**Description of the task**
Scan the entries below. List each line with "Output".

----- Material to process

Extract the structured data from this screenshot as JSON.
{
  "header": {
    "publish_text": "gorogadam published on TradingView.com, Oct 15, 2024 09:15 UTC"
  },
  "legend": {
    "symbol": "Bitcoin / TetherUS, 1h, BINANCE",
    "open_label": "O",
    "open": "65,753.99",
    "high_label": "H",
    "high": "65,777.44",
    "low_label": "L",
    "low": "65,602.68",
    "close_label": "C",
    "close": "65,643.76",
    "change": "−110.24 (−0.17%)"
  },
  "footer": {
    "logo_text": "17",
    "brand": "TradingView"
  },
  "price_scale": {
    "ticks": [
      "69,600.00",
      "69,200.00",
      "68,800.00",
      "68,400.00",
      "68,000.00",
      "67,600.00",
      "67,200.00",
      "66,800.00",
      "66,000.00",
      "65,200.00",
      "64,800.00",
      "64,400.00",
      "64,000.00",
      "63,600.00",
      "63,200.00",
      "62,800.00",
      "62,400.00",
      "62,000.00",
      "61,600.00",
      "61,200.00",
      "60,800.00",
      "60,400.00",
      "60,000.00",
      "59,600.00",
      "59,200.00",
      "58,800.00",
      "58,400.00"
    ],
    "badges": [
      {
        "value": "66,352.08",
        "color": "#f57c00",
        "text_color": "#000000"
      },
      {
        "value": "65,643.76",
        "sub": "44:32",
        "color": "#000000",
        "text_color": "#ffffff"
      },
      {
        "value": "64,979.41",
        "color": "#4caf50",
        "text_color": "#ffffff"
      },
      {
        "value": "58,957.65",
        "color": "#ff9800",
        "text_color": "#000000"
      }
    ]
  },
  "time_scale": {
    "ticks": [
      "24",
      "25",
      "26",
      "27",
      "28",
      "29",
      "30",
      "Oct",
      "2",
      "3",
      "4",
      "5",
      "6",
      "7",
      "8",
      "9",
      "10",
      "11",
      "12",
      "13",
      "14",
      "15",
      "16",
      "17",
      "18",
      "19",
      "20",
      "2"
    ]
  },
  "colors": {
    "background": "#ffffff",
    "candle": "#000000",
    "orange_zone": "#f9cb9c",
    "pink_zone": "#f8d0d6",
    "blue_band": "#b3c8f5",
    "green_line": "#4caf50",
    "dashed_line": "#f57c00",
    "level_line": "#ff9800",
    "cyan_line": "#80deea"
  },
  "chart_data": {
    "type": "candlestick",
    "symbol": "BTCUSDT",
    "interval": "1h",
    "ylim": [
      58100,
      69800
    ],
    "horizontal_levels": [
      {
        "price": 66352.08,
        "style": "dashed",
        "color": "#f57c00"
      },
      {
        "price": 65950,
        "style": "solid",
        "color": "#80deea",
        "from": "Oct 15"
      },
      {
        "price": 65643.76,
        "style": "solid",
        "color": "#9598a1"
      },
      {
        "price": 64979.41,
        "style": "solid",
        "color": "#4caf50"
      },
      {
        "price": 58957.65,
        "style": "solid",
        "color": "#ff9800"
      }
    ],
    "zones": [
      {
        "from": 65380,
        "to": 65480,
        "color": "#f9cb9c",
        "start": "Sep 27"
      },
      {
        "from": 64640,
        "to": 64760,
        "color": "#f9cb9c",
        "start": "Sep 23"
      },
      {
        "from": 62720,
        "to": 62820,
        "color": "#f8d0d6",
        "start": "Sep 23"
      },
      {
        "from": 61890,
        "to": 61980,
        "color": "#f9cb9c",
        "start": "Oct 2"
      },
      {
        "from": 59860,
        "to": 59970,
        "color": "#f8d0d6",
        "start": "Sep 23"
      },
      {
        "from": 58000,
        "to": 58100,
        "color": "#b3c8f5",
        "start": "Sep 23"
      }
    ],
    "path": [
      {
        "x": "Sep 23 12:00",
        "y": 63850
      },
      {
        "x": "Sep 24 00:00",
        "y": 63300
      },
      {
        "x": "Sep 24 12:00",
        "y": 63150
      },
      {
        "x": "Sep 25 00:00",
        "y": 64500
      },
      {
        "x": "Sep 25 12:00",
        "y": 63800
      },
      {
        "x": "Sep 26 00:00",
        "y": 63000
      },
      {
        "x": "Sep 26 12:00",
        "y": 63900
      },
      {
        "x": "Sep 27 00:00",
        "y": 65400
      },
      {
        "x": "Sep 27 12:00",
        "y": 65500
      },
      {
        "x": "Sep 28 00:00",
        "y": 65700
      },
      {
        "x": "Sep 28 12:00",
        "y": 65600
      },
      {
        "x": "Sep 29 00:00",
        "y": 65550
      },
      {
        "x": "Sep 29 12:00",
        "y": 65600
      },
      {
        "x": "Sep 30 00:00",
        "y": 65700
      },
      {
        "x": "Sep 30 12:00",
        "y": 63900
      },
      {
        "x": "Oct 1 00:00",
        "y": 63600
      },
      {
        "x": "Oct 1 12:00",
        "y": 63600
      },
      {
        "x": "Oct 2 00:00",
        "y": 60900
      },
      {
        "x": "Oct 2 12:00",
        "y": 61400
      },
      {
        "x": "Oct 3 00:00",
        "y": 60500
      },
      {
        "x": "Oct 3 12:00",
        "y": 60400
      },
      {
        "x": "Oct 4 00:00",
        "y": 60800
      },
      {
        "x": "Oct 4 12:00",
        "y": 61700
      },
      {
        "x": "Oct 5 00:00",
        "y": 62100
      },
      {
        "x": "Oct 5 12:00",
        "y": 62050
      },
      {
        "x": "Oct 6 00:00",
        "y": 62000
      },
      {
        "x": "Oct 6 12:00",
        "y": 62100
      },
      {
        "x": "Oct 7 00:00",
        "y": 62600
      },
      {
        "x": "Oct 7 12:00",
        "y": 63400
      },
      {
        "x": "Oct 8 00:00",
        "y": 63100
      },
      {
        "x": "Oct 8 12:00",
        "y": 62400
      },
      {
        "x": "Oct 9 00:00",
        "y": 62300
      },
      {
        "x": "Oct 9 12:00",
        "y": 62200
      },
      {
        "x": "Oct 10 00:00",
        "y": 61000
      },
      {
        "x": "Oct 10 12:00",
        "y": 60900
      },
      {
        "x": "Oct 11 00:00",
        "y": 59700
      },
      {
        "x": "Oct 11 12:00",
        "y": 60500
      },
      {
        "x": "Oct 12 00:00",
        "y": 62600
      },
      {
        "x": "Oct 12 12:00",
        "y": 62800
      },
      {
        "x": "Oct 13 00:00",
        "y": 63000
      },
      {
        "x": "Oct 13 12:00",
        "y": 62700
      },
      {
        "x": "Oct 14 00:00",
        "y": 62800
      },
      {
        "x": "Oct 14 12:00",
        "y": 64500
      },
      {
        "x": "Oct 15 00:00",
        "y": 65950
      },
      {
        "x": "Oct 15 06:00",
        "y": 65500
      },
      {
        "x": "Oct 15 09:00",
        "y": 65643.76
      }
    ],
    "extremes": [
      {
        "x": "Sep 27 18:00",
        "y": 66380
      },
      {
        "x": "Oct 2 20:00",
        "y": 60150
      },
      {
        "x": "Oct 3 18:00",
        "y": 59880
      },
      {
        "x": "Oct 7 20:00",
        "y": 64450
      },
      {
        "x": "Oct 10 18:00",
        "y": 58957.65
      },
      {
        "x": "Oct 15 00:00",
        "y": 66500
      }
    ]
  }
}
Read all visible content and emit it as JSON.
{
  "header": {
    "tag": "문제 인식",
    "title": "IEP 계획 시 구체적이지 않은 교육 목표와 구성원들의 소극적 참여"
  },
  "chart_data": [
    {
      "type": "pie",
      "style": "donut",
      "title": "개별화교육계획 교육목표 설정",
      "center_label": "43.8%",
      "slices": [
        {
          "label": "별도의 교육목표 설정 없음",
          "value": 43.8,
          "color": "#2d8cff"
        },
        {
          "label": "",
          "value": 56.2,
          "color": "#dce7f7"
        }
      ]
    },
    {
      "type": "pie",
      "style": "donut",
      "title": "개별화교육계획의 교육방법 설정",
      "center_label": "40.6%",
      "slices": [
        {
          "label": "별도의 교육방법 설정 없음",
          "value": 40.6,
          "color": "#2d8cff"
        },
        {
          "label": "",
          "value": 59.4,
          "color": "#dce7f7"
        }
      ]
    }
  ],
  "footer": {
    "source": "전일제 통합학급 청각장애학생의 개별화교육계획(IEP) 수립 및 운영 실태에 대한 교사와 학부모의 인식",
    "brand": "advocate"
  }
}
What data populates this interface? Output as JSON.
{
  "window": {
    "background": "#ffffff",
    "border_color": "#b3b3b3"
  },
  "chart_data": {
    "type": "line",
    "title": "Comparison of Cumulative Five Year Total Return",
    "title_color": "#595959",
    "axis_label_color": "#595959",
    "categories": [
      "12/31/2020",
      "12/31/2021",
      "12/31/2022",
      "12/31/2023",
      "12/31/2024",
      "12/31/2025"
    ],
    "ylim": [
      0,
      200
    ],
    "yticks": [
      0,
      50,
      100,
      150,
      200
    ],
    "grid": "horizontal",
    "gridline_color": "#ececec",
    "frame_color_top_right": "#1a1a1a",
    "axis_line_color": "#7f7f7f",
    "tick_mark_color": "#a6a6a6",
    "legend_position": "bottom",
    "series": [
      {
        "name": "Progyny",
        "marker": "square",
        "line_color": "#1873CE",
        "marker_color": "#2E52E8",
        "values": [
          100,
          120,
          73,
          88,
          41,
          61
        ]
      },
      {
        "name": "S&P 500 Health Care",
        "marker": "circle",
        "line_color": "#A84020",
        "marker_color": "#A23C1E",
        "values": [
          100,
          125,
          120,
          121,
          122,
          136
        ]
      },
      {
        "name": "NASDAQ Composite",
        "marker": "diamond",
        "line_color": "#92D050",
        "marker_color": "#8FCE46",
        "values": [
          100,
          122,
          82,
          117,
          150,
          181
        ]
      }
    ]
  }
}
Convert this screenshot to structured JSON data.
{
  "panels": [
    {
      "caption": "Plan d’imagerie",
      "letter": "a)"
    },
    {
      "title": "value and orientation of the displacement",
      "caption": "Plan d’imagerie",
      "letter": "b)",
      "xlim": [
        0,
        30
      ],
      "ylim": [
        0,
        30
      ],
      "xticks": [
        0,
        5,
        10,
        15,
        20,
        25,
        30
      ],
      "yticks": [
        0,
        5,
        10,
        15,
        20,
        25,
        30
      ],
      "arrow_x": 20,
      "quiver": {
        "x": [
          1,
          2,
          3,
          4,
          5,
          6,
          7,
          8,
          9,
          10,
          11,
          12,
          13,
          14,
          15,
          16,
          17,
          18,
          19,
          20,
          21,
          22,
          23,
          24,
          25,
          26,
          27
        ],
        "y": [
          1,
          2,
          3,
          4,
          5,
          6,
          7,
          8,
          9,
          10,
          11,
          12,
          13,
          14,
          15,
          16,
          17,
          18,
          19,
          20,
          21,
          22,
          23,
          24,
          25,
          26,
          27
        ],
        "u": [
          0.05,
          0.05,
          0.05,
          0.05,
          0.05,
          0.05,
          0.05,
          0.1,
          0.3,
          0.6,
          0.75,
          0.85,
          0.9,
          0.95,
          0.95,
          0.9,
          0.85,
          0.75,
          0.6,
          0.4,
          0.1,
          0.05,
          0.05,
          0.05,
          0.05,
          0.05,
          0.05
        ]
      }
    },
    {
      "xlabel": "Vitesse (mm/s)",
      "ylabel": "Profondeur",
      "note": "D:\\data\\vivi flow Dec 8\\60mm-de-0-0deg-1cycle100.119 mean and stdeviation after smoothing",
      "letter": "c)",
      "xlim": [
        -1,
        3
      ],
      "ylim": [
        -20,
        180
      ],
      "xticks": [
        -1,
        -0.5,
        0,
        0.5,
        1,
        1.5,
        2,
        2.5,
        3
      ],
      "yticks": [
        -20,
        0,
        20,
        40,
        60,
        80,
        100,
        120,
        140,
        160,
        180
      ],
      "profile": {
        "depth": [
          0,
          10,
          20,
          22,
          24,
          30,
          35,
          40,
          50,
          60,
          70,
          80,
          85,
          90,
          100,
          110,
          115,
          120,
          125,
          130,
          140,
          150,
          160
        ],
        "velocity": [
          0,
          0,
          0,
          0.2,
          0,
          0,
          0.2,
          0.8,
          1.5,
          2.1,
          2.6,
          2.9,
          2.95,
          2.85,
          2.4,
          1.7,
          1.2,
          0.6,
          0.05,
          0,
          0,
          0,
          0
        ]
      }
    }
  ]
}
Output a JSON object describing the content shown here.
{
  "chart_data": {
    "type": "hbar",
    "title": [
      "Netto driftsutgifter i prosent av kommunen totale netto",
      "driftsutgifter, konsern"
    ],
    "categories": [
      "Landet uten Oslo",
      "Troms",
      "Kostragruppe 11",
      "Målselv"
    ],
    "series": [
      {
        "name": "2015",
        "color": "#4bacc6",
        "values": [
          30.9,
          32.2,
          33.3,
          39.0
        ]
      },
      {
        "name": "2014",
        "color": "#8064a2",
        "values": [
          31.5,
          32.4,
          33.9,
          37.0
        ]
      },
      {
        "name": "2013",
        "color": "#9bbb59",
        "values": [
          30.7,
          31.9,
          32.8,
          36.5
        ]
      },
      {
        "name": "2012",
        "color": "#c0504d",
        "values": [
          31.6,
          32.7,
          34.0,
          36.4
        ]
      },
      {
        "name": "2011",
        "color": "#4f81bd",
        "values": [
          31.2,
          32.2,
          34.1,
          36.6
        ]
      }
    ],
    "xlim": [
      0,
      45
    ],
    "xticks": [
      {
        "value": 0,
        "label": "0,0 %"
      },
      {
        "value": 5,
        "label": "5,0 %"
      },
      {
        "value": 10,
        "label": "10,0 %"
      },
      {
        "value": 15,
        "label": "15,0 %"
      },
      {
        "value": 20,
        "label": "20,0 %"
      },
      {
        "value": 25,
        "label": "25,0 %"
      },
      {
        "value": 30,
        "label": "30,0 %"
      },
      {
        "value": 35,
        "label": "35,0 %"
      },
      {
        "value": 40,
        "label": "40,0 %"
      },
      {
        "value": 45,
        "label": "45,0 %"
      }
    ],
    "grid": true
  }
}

----------

**Written answer**
What data populates this interface? Output as JSON.
Output a JSON object describing the content shown here.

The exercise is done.